Go through the material and pull out every line with the string "color" in it.
start Extracted entries
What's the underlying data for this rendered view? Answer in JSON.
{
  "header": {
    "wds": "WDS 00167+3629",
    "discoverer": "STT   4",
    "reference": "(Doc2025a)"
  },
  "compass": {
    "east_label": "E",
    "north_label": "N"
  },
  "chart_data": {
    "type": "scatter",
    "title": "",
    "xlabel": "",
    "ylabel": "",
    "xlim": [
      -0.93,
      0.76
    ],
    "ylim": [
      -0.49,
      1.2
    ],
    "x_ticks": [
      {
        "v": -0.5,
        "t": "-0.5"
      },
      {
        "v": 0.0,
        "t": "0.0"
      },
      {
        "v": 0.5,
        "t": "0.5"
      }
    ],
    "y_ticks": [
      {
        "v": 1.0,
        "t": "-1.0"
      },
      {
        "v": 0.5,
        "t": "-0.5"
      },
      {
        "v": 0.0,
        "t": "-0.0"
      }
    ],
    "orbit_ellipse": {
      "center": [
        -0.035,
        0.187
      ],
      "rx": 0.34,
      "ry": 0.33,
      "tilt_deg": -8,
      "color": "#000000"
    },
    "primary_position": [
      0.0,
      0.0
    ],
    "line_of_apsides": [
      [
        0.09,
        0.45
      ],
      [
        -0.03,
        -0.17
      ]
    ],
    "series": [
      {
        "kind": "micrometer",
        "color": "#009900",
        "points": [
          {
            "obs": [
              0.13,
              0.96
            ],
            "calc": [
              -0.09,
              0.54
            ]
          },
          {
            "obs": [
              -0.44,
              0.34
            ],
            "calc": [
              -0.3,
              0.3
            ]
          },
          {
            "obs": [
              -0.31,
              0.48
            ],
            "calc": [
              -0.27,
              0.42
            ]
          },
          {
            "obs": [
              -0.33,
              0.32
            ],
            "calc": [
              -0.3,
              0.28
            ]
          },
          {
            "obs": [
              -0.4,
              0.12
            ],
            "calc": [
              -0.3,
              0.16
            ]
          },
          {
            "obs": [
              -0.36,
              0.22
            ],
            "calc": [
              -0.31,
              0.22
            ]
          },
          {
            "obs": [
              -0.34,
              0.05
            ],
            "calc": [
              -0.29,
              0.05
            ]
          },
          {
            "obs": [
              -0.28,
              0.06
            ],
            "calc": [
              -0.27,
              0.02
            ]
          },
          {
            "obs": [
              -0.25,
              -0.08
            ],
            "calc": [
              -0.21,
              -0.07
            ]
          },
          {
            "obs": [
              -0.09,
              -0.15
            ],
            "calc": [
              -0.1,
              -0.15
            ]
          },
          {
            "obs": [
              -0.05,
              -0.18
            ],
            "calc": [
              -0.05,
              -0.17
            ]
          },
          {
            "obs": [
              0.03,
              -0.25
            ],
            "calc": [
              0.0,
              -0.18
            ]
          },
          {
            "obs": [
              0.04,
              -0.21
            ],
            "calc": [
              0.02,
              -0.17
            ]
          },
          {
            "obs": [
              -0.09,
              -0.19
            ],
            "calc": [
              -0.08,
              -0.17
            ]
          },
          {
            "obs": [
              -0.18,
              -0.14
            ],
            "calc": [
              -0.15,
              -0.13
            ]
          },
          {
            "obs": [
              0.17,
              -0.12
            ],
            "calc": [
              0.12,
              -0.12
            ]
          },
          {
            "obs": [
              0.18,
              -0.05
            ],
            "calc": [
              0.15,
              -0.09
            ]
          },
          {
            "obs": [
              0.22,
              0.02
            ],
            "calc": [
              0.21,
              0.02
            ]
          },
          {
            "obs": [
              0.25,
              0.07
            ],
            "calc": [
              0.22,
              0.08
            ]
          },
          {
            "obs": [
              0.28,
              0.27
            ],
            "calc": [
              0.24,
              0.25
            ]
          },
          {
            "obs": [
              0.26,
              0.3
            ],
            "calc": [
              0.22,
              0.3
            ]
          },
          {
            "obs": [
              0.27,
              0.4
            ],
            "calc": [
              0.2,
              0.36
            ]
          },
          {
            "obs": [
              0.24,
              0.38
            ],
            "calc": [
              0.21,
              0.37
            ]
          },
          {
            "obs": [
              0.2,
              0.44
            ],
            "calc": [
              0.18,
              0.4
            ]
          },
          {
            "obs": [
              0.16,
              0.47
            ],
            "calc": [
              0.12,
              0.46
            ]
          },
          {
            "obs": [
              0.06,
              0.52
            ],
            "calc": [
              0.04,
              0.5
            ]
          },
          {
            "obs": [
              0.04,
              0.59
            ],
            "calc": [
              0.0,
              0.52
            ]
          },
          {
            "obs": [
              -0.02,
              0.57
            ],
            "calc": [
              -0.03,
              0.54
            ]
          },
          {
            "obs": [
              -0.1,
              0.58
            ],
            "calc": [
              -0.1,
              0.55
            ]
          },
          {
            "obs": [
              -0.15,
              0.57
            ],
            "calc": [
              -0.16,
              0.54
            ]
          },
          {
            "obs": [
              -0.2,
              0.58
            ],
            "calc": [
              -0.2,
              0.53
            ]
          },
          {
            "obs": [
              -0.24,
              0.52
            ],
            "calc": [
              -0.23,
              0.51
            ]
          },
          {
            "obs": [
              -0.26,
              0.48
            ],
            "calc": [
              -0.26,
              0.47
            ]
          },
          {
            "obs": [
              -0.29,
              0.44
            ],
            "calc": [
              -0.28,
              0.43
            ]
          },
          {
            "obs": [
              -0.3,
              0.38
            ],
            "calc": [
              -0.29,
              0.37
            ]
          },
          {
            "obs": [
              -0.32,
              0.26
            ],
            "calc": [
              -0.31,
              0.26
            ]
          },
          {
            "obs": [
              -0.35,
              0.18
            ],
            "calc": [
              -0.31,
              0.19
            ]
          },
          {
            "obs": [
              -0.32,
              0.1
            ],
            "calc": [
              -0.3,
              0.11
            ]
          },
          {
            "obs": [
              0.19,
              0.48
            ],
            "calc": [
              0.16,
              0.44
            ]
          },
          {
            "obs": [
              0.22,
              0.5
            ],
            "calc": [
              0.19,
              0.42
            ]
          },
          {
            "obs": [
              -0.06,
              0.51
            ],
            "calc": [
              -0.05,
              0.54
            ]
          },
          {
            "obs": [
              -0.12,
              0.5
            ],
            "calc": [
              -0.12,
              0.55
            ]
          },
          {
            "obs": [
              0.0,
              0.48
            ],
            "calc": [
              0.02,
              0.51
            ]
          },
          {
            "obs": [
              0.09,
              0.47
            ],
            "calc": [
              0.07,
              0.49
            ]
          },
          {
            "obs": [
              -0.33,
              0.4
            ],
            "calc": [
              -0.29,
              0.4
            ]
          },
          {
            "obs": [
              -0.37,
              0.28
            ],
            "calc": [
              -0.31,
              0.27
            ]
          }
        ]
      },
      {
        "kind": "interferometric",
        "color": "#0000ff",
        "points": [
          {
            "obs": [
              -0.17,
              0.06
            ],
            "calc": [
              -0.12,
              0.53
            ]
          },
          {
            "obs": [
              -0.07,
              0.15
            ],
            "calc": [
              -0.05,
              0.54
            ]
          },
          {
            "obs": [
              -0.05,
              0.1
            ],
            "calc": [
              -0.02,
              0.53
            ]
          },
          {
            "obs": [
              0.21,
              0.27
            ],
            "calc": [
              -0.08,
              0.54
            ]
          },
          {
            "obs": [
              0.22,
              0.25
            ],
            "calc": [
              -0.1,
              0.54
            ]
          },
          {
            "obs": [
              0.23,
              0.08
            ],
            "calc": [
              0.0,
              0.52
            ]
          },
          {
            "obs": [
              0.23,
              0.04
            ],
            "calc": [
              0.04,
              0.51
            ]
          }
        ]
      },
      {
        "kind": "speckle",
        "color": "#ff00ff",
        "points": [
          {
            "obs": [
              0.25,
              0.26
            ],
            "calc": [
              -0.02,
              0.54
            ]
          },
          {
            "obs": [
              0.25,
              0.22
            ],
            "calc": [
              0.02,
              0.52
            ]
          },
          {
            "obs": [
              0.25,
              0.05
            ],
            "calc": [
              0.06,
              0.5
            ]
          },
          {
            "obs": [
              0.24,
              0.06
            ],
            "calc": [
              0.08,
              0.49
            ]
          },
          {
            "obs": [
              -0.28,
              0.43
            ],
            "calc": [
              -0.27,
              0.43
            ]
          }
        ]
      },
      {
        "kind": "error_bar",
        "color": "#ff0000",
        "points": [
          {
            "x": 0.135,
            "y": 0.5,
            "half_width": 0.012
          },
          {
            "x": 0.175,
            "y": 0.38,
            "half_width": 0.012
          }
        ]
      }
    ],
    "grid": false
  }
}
end Extracted entries
--- Expected answer ---
      "color": "#000000"
        "color": "#009900",
        "color": "#0000ff",
        "color": "#ff00ff",
        "color": "#ff0000",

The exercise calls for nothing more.